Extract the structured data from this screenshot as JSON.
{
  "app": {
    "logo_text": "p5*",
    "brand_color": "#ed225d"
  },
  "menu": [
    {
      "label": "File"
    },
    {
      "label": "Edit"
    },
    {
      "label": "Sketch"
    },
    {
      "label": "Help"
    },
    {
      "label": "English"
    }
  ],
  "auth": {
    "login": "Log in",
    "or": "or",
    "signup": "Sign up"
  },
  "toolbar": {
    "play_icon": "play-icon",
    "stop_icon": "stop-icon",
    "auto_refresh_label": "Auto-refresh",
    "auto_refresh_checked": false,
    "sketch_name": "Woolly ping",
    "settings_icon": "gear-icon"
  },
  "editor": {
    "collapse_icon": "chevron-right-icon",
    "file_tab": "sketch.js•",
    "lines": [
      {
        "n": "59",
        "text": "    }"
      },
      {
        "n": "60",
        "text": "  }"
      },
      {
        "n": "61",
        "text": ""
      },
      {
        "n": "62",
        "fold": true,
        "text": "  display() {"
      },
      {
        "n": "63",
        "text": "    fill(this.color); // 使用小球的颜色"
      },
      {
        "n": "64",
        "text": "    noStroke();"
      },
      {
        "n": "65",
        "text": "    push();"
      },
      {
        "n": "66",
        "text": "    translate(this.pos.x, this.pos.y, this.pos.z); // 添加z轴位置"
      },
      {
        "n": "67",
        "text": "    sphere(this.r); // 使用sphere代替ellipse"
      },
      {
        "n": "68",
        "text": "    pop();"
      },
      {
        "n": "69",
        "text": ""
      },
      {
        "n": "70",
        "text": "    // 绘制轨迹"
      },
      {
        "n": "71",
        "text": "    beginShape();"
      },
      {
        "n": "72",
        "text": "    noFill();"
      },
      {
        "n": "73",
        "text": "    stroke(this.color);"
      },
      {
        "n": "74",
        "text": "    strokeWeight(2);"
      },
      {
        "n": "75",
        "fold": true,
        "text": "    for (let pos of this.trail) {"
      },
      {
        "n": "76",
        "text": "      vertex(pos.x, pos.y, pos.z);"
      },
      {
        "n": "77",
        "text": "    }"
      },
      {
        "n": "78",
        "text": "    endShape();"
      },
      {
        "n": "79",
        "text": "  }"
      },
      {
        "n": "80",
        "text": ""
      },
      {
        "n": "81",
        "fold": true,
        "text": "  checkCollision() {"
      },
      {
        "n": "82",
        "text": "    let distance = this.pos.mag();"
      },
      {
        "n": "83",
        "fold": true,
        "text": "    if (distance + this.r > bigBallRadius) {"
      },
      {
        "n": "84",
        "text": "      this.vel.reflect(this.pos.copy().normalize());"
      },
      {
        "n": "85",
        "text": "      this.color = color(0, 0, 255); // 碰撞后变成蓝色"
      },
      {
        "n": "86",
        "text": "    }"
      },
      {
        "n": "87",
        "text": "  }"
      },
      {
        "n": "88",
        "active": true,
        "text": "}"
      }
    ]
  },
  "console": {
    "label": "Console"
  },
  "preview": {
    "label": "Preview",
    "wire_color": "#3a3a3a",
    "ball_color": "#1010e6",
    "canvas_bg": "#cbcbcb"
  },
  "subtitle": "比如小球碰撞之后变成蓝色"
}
···
*Written request*
Copy, from the material above, each line in which the string "icon" occurs.

*Correct result*
    "play_icon": "play-icon",
    "stop_icon": "stop-icon",
    "settings_icon": "gear-icon"
    "collapse_icon": "chevron-right-icon",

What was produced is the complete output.